• _What to produce_: Produce an exact copy of all the data below, dropping every image.

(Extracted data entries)
***
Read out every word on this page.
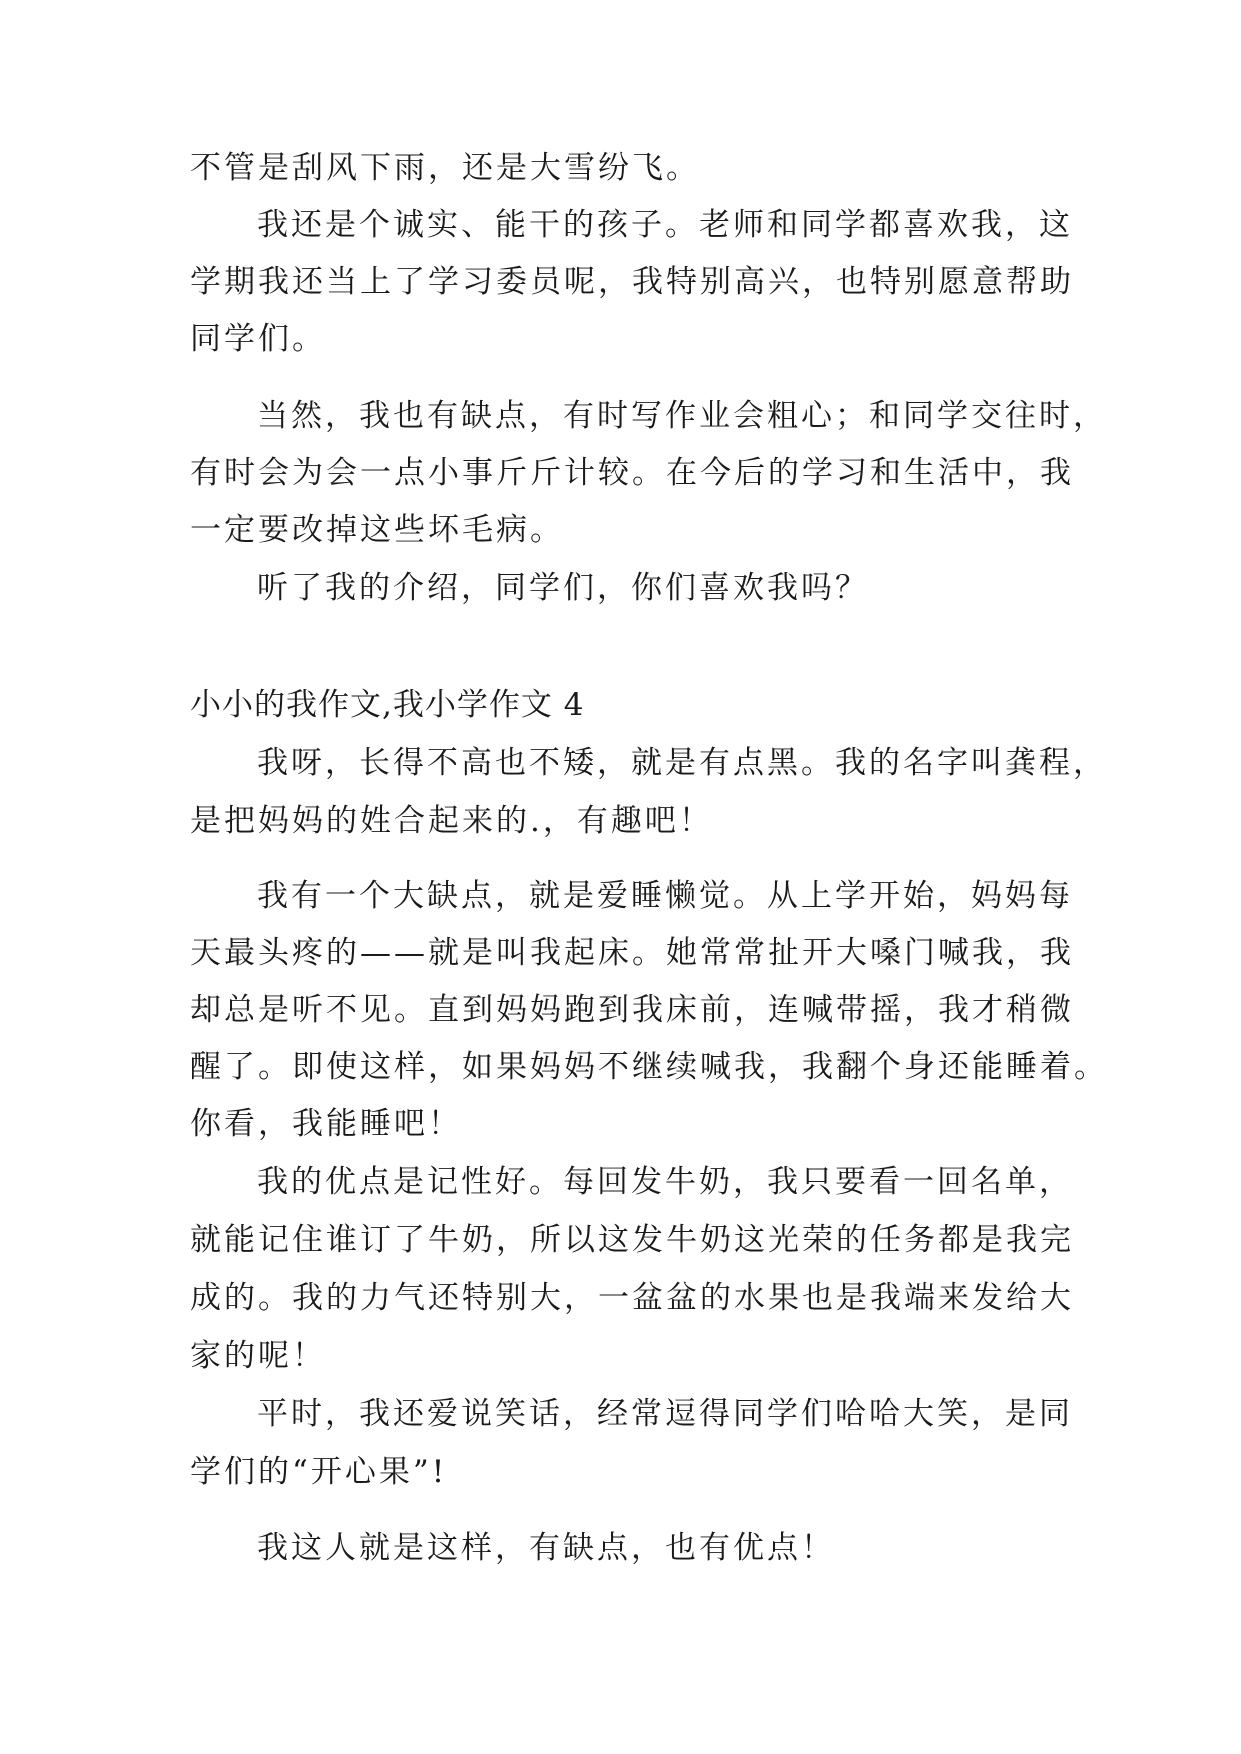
不管是刮风下雨，还是大雪纷飞。
我还是个诚实、能干的孩子。老师和同学都喜欢我，这
学期我还当上了学习委员呢，我特别高兴，也特别愿意帮助
同学们。
当然，我也有缺点，有时写作业会粗心；和同学交往时，
有时会为会一点小事斤斤计较。在今后的学习和生活中，我
一定要改掉这些坏毛病。
听了我的介绍，同学们，你们喜欢我吗？
小小的我作文,我小学作文 4
我呀，长得不高也不矮，就是有点黑。我的名字叫龚程，
是把妈妈的姓合起来的.，有趣吧！
我有一个大缺点，就是爱睡懒觉。从上学开始，妈妈每
天最头疼的——就是叫我起床。她常常扯开大嗓门喊我，我
却总是听不见。直到妈妈跑到我床前，连喊带摇，我才稍微
醒了。即使这样，如果妈妈不继续喊我，我翻个身还能睡着。
你看，我能睡吧！
我的优点是记性好。每回发牛奶，我只要看一回名单，
就能记住谁订了牛奶，所以这发牛奶这光荣的任务都是我完
成的。我的力气还特别大，一盆盆的水果也是我端来发给大
家的呢！
平时，我还爱说笑话，经常逗得同学们哈哈大笑，是同
学们的“开心果”!
我这人就是这样，有缺点，也有优点！
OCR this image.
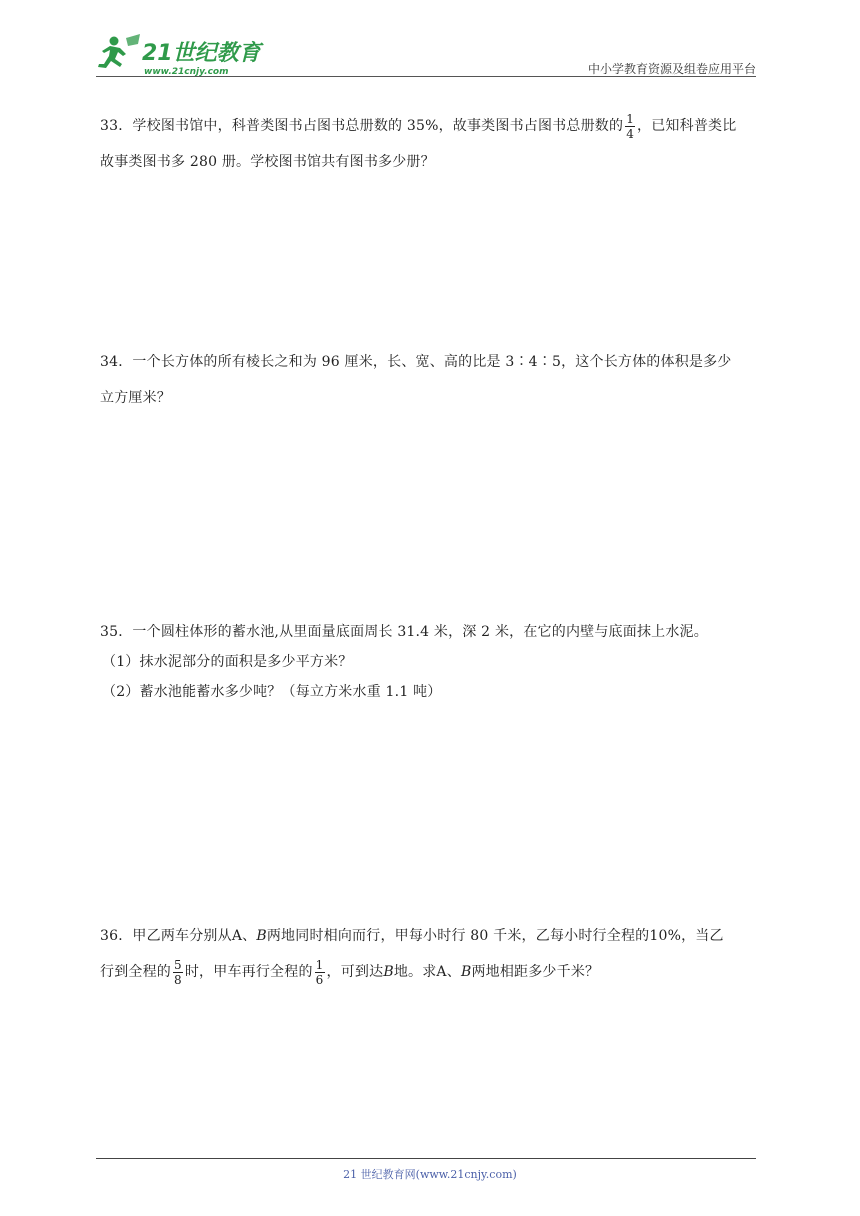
21世纪教育
www.21cnjy.com	中小学教育资源及组卷应用平台
33．学校图书馆中，科普类图书占图书总册数的 35%，故事类图书占图书总册数的 $\frac{1}{4}$ ，已知科普类比
故事类图书多 280 册。学校图书馆共有图书多少册？
34．一个长方体的所有棱长之和为 96 厘米，长、宽、高的比是 3∶4∶5，这个长方体的体积是多少
立方厘米？
35．一个圆柱体形的蓄水池,从里面量底面周长 31.4 米，深 2 米，在它的内壁与底面抹上水泥。
（1）抹水泥部分的面积是多少平方米？
（2）蓄水池能蓄水多少吨？（每立方米水重 1.1 吨）
36．甲乙两车分别从A、B两地同时相向而行，甲每小时行 80 千米，乙每小时行全程的10%，当乙
行到全程的 $\frac{5}{8}$ 时，甲车再行全程的 $\frac{1}{6}$ ，可到达B地。求A、B两地相距多少千米？
21 世纪教育网(www.21cnjy.com)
***
• _Correct response_:
Read out every word on this page.
不管是刮风下雨，还是大雪纷飞。
我还是个诚实、能干的孩子。老师和同学都喜欢我，这
学期我还当上了学习委员呢，我特别高兴，也特别愿意帮助
同学们。
当然，我也有缺点，有时写作业会粗心；和同学交往时，
有时会为会一点小事斤斤计较。在今后的学习和生活中，我
一定要改掉这些坏毛病。
听了我的介绍，同学们，你们喜欢我吗？
小小的我作文,我小学作文 4
我呀，长得不高也不矮，就是有点黑。我的名字叫龚程，
是把妈妈的姓合起来的.，有趣吧！
我有一个大缺点，就是爱睡懒觉。从上学开始，妈妈每
天最头疼的——就是叫我起床。她常常扯开大嗓门喊我，我
却总是听不见。直到妈妈跑到我床前，连喊带摇，我才稍微
醒了。即使这样，如果妈妈不继续喊我，我翻个身还能睡着。
你看，我能睡吧！
我的优点是记性好。每回发牛奶，我只要看一回名单，
就能记住谁订了牛奶，所以这发牛奶这光荣的任务都是我完
成的。我的力气还特别大，一盆盆的水果也是我端来发给大
家的呢！
平时，我还爱说笑话，经常逗得同学们哈哈大笑，是同
学们的“开心果”!
我这人就是这样，有缺点，也有优点！
OCR this image.
21世纪教育
www.21cnjy.com	中小学教育资源及组卷应用平台
33．学校图书馆中，科普类图书占图书总册数的 35%，故事类图书占图书总册数的 $\frac{1}{4}$ ，已知科普类比
故事类图书多 280 册。学校图书馆共有图书多少册？
34．一个长方体的所有棱长之和为 96 厘米，长、宽、高的比是 3∶4∶5，这个长方体的体积是多少
立方厘米？
35．一个圆柱体形的蓄水池,从里面量底面周长 31.4 米，深 2 米，在它的内壁与底面抹上水泥。
（1）抹水泥部分的面积是多少平方米？
（2）蓄水池能蓄水多少吨？（每立方米水重 1.1 吨）
36．甲乙两车分别从A、B两地同时相向而行，甲每小时行 80 千米，乙每小时行全程的10%，当乙
行到全程的 $\frac{5}{8}$ 时，甲车再行全程的 $\frac{1}{6}$ ，可到达B地。求A、B两地相距多少千米？
21 世纪教育网(www.21cnjy.com)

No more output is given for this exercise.